--- Stated goal ---
Copy each line that contains the word "Basel".

*-*-*

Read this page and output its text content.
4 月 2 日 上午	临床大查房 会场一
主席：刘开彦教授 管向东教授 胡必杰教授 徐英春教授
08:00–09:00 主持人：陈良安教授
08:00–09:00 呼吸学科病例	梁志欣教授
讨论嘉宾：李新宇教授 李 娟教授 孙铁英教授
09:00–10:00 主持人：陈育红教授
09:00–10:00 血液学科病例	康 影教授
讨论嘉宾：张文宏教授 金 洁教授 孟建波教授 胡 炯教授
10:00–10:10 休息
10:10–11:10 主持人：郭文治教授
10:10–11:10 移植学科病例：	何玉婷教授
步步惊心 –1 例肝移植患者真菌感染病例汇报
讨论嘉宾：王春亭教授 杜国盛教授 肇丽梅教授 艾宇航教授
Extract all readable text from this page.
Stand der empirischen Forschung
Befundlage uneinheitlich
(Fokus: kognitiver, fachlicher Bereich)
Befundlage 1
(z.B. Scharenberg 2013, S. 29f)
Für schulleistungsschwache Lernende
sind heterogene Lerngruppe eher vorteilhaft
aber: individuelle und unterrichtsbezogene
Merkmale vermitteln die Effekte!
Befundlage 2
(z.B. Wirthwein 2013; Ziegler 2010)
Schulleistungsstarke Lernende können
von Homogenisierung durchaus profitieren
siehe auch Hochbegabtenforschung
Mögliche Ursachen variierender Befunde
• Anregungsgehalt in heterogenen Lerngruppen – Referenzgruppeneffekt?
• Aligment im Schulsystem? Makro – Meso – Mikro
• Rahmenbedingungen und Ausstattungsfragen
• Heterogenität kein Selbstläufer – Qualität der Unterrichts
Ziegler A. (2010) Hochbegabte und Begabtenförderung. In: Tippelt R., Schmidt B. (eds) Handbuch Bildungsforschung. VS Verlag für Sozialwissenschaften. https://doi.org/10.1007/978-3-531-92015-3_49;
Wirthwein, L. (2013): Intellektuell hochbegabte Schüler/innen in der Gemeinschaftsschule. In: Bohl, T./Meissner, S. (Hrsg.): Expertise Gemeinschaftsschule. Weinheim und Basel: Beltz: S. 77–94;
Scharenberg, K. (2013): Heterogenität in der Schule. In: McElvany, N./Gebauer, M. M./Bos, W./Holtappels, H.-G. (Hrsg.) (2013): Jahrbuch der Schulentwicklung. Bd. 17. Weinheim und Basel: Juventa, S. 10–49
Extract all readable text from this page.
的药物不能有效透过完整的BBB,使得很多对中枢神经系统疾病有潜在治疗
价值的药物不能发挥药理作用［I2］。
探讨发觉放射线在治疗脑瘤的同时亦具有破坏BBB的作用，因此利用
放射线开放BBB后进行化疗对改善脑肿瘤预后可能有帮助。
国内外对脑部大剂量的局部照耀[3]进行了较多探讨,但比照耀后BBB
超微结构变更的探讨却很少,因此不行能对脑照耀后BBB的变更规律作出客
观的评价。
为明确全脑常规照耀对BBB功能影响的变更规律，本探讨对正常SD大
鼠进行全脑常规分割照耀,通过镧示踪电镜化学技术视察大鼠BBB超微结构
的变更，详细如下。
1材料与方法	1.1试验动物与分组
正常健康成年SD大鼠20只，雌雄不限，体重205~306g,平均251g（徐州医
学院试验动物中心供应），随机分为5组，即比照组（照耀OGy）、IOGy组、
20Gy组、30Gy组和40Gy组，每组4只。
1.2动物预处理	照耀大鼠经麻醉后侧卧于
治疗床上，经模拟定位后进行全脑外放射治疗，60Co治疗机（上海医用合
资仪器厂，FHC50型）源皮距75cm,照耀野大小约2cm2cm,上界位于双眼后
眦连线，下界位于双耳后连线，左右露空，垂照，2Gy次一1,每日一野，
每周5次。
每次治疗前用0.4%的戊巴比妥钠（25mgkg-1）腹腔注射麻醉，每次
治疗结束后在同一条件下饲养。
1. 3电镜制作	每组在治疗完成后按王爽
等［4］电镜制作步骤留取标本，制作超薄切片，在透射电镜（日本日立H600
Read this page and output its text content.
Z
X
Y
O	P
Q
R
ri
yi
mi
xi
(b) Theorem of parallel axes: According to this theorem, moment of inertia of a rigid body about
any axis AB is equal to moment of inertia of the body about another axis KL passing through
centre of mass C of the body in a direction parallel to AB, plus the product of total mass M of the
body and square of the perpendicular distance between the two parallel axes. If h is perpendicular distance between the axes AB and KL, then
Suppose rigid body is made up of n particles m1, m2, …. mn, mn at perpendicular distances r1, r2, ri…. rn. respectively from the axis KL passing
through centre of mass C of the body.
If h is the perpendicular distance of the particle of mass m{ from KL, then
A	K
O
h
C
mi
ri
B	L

*-*-*

--- The result ---
Wirthwein, L. (2013): Intellektuell hochbegabte Schüler/innen in der Gemeinschaftsschule. In: Bohl, T./Meissner, S. (Hrsg.): Expertise Gemeinschaftsschule. Weinheim und Basel: Beltz: S. 77–94;
Scharenberg, K. (2013): Heterogenität in der Schule. In: McElvany, N./Gebauer, M. M./Bos, W./Holtappels, H.-G. (Hrsg.) (2013): Jahrbuch der Schulentwicklung. Bd. 17. Weinheim und Basel: Juventa, S. 10–49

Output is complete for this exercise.